__Exercise__. Reproduce the listing verbatim, starting at its first line and ending at the line that contains "bookmark-label: News — [318, 99, 357, 117]".

__Provided material__.
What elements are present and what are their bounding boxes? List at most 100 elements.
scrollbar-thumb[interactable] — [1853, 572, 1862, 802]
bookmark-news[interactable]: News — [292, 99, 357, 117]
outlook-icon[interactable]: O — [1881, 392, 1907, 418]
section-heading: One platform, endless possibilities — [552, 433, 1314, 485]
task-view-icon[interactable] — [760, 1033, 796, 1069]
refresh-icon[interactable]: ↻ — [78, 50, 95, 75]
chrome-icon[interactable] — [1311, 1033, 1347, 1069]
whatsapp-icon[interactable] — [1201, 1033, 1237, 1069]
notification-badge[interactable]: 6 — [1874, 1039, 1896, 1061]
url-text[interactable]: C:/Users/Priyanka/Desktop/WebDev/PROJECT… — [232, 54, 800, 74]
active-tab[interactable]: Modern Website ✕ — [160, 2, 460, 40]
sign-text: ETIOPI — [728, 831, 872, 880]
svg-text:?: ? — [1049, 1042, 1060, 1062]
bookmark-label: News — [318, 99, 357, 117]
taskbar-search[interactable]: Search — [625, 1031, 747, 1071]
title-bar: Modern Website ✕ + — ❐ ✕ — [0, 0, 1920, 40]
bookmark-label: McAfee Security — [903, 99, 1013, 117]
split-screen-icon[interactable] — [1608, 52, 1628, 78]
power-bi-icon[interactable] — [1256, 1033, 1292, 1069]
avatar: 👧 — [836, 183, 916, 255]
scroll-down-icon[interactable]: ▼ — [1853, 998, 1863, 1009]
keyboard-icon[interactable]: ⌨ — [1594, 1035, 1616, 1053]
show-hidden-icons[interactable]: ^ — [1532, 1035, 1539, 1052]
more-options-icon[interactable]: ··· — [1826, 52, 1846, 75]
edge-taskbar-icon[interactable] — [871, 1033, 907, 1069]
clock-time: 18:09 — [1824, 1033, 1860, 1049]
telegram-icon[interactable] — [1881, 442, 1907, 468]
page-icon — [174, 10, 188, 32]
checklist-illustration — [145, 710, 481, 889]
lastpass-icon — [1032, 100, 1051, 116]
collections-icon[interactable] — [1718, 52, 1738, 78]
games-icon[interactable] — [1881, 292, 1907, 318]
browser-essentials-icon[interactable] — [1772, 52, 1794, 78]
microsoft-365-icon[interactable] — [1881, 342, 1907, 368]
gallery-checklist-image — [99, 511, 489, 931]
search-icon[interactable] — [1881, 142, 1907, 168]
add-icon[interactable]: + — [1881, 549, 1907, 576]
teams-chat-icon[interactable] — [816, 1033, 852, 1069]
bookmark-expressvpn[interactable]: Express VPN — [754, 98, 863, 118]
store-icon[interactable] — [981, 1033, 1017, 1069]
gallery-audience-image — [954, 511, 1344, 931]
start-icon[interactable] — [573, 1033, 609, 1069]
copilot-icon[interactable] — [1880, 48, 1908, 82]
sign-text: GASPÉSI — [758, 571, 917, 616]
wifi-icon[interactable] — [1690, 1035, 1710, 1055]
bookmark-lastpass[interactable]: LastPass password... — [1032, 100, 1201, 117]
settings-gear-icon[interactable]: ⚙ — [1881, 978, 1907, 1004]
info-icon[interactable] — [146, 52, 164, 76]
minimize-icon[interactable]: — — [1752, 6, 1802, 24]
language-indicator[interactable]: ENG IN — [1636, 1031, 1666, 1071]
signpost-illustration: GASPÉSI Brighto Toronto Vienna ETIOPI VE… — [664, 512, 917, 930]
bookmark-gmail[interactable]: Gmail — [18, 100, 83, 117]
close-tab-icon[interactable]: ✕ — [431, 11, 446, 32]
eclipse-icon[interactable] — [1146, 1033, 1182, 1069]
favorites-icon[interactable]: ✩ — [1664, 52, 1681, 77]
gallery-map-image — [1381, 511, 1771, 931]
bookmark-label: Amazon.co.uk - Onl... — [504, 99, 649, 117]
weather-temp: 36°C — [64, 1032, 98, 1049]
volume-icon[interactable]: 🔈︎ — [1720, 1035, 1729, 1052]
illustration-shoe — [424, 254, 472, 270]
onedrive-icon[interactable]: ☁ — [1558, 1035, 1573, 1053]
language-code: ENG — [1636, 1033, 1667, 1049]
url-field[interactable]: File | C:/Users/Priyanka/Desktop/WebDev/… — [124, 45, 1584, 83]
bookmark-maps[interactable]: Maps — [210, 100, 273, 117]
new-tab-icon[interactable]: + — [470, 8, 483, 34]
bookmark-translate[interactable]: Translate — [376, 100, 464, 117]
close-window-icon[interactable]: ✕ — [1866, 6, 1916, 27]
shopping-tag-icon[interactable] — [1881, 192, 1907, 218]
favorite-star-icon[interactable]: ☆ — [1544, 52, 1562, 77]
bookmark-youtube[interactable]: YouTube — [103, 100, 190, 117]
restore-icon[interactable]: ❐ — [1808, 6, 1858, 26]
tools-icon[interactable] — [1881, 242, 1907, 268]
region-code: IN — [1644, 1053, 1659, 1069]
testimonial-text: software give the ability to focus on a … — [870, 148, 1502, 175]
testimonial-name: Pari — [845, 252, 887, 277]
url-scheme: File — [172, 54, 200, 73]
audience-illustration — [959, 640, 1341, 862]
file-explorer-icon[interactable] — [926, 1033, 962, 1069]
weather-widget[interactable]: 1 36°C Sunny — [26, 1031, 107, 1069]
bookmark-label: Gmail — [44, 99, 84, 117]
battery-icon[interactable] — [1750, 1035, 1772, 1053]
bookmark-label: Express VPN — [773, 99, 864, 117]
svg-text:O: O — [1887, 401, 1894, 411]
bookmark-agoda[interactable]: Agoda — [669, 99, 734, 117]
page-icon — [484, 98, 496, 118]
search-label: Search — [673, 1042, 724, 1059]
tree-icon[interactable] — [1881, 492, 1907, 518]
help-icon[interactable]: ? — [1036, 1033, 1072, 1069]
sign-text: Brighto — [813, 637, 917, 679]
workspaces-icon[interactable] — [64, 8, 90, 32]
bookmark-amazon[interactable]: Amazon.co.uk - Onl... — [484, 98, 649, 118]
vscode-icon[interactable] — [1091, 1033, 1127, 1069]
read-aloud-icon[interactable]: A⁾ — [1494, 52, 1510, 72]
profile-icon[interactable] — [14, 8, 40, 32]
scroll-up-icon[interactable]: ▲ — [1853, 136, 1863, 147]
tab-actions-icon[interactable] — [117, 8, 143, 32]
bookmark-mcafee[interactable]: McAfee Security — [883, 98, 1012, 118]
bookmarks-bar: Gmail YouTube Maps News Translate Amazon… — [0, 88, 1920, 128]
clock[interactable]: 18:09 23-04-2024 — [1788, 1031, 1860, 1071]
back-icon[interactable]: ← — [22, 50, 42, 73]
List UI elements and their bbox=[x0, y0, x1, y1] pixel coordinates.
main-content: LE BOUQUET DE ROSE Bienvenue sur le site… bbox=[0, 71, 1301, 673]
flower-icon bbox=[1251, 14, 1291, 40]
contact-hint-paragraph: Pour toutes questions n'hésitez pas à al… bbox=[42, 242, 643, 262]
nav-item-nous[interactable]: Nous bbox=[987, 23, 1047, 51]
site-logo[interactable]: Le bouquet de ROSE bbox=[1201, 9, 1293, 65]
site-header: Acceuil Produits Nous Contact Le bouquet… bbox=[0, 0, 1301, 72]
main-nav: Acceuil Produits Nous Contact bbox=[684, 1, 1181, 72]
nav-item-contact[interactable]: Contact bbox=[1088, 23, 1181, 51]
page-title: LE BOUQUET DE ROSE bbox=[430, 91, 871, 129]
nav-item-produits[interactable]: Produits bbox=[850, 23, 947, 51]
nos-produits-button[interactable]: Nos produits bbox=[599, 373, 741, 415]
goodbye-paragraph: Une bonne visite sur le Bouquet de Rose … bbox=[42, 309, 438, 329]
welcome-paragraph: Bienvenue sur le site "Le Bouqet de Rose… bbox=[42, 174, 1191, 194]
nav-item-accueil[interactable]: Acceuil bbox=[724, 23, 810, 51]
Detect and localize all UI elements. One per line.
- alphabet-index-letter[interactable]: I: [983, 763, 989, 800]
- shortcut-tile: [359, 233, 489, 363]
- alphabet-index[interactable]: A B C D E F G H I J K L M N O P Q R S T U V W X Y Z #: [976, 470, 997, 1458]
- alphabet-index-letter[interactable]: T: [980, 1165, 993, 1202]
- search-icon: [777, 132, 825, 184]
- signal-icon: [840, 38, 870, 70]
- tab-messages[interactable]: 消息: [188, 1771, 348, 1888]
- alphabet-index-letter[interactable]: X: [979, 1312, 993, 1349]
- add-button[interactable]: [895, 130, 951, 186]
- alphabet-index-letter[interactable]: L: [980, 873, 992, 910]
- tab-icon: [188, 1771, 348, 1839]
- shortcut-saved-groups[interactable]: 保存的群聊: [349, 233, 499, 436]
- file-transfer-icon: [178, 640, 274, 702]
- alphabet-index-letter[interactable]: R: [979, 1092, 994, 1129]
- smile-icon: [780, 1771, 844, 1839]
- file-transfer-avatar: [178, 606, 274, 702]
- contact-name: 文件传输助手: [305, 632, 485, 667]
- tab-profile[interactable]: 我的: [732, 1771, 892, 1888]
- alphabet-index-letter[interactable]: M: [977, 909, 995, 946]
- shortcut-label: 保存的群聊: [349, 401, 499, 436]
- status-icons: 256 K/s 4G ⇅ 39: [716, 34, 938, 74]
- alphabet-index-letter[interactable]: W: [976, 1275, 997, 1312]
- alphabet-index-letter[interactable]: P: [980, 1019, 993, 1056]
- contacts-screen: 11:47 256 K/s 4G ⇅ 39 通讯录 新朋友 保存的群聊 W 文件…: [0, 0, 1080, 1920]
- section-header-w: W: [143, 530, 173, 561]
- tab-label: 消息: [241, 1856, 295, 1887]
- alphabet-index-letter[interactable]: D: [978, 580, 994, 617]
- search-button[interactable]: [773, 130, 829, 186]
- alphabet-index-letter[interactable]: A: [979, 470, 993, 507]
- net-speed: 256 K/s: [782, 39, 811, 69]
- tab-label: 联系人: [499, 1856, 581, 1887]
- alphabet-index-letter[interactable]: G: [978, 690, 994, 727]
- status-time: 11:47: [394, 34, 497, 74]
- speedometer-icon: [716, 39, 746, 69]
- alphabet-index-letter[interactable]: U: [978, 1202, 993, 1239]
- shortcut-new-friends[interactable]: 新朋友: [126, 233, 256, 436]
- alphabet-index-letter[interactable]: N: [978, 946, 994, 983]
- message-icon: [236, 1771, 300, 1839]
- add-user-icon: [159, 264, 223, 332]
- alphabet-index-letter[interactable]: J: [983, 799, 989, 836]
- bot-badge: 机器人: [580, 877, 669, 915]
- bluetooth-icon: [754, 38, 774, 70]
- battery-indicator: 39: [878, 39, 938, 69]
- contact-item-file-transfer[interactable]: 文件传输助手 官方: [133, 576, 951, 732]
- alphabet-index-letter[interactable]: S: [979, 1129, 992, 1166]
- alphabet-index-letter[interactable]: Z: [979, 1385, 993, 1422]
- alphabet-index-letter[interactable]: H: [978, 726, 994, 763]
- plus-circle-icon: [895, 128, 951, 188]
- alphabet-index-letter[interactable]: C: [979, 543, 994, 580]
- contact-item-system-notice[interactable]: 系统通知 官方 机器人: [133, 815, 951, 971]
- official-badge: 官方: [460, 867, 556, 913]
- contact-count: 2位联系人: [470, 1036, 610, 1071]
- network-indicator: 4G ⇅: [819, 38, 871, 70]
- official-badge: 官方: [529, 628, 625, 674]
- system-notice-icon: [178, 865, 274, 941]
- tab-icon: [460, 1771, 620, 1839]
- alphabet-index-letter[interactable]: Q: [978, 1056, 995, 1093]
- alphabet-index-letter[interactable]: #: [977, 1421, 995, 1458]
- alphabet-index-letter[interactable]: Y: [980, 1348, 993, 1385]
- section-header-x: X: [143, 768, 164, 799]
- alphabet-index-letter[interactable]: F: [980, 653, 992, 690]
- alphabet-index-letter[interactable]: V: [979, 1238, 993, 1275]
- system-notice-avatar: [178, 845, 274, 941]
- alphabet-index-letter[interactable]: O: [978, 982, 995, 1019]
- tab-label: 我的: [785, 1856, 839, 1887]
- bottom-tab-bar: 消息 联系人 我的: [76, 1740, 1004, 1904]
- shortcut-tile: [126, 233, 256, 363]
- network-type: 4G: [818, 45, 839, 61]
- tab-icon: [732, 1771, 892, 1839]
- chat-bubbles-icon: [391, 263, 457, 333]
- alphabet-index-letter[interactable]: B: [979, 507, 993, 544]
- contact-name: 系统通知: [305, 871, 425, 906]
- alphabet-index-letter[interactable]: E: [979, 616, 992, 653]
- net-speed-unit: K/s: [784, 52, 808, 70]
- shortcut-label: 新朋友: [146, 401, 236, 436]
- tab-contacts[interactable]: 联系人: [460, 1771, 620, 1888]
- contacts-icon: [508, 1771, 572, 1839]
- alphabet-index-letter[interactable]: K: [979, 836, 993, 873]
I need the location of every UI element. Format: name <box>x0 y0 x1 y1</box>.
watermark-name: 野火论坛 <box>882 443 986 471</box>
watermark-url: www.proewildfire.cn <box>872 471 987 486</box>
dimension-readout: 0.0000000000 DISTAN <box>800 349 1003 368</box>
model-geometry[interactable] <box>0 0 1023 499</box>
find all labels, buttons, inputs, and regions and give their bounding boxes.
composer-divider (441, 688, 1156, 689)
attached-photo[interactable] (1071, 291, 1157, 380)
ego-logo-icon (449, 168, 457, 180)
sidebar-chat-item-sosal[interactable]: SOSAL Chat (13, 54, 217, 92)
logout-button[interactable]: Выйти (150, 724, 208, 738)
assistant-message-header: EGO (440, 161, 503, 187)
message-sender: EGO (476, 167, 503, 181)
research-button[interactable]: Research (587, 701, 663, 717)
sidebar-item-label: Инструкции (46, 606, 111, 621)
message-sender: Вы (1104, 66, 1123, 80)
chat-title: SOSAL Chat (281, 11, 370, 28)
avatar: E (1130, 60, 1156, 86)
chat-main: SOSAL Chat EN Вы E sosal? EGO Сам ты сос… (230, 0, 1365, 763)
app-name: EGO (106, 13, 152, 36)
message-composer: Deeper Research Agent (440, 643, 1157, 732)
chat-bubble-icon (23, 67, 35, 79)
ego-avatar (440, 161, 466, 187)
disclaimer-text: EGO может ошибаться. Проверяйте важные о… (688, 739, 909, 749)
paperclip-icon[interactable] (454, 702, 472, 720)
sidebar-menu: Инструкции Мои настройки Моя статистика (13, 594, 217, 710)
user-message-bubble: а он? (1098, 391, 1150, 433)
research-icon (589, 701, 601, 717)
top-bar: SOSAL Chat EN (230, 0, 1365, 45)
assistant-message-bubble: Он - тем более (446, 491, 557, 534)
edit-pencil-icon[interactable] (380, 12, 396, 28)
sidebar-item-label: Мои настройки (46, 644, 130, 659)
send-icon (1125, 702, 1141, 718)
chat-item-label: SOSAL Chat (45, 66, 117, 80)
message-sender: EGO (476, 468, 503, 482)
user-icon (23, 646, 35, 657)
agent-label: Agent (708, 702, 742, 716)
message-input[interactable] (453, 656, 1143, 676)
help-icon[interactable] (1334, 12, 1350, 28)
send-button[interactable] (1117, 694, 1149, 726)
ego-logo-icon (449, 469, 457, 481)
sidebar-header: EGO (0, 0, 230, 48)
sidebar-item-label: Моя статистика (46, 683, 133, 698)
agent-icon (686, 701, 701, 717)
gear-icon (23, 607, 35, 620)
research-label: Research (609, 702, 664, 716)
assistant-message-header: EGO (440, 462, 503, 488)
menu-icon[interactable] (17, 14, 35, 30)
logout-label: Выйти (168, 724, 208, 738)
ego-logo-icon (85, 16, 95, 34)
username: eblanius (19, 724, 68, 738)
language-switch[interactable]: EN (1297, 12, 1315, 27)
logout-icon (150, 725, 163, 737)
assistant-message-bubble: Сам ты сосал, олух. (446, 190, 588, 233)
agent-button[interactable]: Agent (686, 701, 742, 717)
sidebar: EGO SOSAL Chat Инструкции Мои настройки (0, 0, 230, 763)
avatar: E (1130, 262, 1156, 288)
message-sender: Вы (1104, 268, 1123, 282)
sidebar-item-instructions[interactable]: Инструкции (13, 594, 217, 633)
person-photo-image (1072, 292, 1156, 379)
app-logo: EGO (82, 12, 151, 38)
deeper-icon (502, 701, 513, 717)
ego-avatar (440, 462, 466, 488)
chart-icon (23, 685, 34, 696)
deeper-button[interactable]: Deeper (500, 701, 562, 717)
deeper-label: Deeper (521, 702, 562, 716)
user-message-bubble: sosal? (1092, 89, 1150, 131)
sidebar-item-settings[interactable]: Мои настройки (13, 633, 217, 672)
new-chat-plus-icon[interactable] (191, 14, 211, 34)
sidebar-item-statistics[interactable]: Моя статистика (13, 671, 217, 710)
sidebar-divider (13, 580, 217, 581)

__Response to this exercise__.
What elements are present and what are their bounding boxes? List at most 100 elements.
scrollbar-thumb[interactable] — [1853, 572, 1862, 802]
bookmark-news[interactable]: News — [292, 99, 357, 117]
outlook-icon[interactable]: O — [1881, 392, 1907, 418]
section-heading: One platform, endless possibilities — [552, 433, 1314, 485]
task-view-icon[interactable] — [760, 1033, 796, 1069]
refresh-icon[interactable]: ↻ — [78, 50, 95, 75]
chrome-icon[interactable] — [1311, 1033, 1347, 1069]
whatsapp-icon[interactable] — [1201, 1033, 1237, 1069]
notification-badge[interactable]: 6 — [1874, 1039, 1896, 1061]
url-text[interactable]: C:/Users/Priyanka/Desktop/WebDev/PROJECT… — [232, 54, 800, 74]
active-tab[interactable]: Modern Website ✕ — [160, 2, 460, 40]
sign-text: ETIOPI — [728, 831, 872, 880]
svg-text:?: ? — [1049, 1042, 1060, 1062]
bookmark-label: News — [318, 99, 357, 117]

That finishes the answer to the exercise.